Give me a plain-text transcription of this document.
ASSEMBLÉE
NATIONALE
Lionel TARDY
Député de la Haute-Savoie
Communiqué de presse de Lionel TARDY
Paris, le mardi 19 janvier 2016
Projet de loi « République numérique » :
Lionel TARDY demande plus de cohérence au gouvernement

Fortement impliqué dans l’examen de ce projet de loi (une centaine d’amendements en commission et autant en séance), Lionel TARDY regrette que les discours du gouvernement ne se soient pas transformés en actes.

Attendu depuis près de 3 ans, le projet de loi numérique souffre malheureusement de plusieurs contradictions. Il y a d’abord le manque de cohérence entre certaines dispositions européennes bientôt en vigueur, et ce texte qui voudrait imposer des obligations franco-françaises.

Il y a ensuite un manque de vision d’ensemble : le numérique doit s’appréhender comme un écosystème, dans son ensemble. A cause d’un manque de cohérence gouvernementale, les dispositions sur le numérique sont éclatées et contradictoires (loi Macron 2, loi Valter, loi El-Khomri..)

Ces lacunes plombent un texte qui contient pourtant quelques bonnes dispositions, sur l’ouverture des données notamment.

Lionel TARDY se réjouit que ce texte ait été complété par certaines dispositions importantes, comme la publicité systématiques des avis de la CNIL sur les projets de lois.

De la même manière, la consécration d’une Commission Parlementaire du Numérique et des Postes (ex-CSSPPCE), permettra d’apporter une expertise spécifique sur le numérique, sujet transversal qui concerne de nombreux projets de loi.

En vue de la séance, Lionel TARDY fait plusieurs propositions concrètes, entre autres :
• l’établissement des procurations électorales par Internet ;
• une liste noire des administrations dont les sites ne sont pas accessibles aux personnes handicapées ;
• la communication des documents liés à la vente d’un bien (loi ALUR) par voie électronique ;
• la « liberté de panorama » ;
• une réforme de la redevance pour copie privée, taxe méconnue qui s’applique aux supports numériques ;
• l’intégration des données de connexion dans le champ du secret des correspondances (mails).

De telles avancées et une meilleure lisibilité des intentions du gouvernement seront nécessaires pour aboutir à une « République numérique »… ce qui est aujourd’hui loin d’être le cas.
---
• [REQUIREMENTS]:
Can you give every line above again, exactly as written?

• [RESPONSE]:
Give me a plain-text transcription of this document.
ASSEMBLÉE
NATIONALE
Lionel TARDY
Député de la Haute-Savoie
Communiqué de presse de Lionel TARDY
Paris, le mardi 19 janvier 2016
Projet de loi « République numérique » :
Lionel TARDY demande plus de cohérence au gouvernement

Fortement impliqué dans l’examen de ce projet de loi (une centaine d’amendements en commission et autant en séance), Lionel TARDY regrette que les discours du gouvernement ne se soient pas transformés en actes.

Attendu depuis près de 3 ans, le projet de loi numérique souffre malheureusement de plusieurs contradictions. Il y a d’abord le manque de cohérence entre certaines dispositions européennes bientôt en vigueur, et ce texte qui voudrait imposer des obligations franco-françaises.

Il y a ensuite un manque de vision d’ensemble : le numérique doit s’appréhender comme un écosystème, dans son ensemble. A cause d’un manque de cohérence gouvernementale, les dispositions sur le numérique sont éclatées et contradictoires (loi Macron 2, loi Valter, loi El-Khomri..)

Ces lacunes plombent un texte qui contient pourtant quelques bonnes dispositions, sur l’ouverture des données notamment.

Lionel TARDY se réjouit que ce texte ait été complété par certaines dispositions importantes, comme la publicité systématiques des avis de la CNIL sur les projets de lois.

De la même manière, la consécration d’une Commission Parlementaire du Numérique et des Postes (ex-CSSPPCE), permettra d’apporter une expertise spécifique sur le numérique, sujet transversal qui concerne de nombreux projets de loi.

En vue de la séance, Lionel TARDY fait plusieurs propositions concrètes, entre autres :
• l’établissement des procurations électorales par Internet ;
• une liste noire des administrations dont les sites ne sont pas accessibles aux personnes handicapées ;
• la communication des documents liés à la vente d’un bien (loi ALUR) par voie électronique ;
• la « liberté de panorama » ;
• une réforme de la redevance pour copie privée, taxe méconnue qui s’applique aux supports numériques ;
• l’intégration des données de connexion dans le champ du secret des correspondances (mails).

De telles avancées et une meilleure lisibilité des intentions du gouvernement seront nécessaires pour aboutir à une « République numérique »… ce qui est aujourd’hui loin d’être le cas.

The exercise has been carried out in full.